Rewrite the data from its start through the line containing "- scale-divider-tick: [620, 386, 624, 440]", substituting "scale-mark-bottom" for every "scale-tick-bottom" and leaving everything else unchanged.

### MATERIAL FOR THE TASK
────────────────
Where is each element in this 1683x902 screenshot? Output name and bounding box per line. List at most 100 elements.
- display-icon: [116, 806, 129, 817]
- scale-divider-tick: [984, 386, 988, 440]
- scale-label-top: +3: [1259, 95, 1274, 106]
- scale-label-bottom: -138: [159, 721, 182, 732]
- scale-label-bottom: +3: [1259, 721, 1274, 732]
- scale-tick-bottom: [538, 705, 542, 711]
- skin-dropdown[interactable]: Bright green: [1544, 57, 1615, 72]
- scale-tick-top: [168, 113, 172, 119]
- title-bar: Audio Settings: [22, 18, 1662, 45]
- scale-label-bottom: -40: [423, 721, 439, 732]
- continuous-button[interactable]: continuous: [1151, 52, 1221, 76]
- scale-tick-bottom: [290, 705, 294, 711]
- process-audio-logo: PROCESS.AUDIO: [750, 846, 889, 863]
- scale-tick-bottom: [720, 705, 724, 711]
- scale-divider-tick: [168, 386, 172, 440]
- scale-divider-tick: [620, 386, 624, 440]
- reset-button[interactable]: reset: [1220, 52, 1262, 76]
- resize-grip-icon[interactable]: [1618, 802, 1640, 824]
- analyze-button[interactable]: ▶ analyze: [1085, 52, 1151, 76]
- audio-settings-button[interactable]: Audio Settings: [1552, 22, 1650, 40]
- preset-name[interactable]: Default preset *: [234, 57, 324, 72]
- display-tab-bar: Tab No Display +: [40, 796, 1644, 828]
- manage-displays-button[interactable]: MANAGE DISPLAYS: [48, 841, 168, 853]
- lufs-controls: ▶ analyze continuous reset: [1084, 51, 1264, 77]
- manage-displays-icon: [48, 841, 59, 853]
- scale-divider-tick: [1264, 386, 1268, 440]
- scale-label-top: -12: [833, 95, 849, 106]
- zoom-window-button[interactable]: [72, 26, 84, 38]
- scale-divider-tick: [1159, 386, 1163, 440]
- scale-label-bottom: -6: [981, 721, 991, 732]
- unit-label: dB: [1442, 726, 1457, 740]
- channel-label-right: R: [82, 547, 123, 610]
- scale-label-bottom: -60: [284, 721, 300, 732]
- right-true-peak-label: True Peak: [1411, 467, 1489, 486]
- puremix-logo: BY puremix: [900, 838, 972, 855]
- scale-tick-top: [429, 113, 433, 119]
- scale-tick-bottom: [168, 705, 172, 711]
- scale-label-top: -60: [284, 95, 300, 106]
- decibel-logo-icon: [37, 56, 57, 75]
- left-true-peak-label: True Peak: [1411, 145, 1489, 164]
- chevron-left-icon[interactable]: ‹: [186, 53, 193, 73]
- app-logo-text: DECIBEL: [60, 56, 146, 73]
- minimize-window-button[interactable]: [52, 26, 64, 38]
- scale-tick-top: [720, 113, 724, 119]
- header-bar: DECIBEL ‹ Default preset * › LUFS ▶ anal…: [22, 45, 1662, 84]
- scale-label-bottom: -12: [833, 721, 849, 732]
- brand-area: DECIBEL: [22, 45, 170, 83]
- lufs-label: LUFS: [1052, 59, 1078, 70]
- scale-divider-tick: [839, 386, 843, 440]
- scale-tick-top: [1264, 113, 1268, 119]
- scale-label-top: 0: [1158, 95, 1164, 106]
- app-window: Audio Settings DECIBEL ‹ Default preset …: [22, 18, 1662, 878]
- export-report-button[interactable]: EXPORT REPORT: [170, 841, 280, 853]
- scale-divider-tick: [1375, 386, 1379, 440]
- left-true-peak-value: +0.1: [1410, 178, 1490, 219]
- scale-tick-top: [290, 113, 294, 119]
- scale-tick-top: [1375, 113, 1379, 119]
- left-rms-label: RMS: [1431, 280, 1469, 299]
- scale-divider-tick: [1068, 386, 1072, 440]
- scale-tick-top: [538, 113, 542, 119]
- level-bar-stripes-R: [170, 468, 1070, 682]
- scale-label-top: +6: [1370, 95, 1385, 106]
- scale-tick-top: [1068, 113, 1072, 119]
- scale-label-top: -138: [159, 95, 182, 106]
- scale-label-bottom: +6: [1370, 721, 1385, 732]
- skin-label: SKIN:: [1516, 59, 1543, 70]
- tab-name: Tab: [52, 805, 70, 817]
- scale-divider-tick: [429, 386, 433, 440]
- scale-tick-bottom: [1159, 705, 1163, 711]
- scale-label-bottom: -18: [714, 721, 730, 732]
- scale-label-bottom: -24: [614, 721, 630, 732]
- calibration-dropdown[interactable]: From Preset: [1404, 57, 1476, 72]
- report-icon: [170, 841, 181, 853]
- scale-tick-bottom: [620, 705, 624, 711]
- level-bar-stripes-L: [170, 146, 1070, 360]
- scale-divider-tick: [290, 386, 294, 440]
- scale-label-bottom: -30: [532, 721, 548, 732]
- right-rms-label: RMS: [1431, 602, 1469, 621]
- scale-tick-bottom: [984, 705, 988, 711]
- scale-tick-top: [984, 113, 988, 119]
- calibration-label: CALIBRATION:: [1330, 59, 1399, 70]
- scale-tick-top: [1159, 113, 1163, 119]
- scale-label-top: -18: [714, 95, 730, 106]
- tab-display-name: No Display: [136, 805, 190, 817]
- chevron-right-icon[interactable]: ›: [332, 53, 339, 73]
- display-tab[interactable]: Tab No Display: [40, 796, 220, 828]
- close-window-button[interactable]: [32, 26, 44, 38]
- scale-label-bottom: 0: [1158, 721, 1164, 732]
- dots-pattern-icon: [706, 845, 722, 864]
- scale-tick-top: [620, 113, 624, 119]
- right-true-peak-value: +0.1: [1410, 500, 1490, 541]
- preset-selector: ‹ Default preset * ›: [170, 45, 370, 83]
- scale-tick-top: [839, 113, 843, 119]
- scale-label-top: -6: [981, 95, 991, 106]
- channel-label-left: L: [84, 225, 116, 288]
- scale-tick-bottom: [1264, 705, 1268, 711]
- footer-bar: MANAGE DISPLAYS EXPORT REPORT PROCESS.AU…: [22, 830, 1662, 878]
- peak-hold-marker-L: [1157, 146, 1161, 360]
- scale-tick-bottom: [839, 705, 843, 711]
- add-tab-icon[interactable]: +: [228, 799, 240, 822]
────────────────
### COMPLETED TASK
Where is each element in this 1683x902 screenshot? Output name and bounding box per line. List at most 100 elements.
- display-icon: [116, 806, 129, 817]
- scale-divider-tick: [984, 386, 988, 440]
- scale-label-top: +3: [1259, 95, 1274, 106]
- scale-label-bottom: -138: [159, 721, 182, 732]
- scale-label-bottom: +3: [1259, 721, 1274, 732]
- scale-mark-bottom: [538, 705, 542, 711]
- skin-dropdown[interactable]: Bright green: [1544, 57, 1615, 72]
- scale-tick-top: [168, 113, 172, 119]
- title-bar: Audio Settings: [22, 18, 1662, 45]
- scale-label-bottom: -40: [423, 721, 439, 732]
- continuous-button[interactable]: continuous: [1151, 52, 1221, 76]
- scale-mark-bottom: [290, 705, 294, 711]
- process-audio-logo: PROCESS.AUDIO: [750, 846, 889, 863]
- scale-mark-bottom: [720, 705, 724, 711]
- scale-divider-tick: [168, 386, 172, 440]
- scale-divider-tick: [620, 386, 624, 440]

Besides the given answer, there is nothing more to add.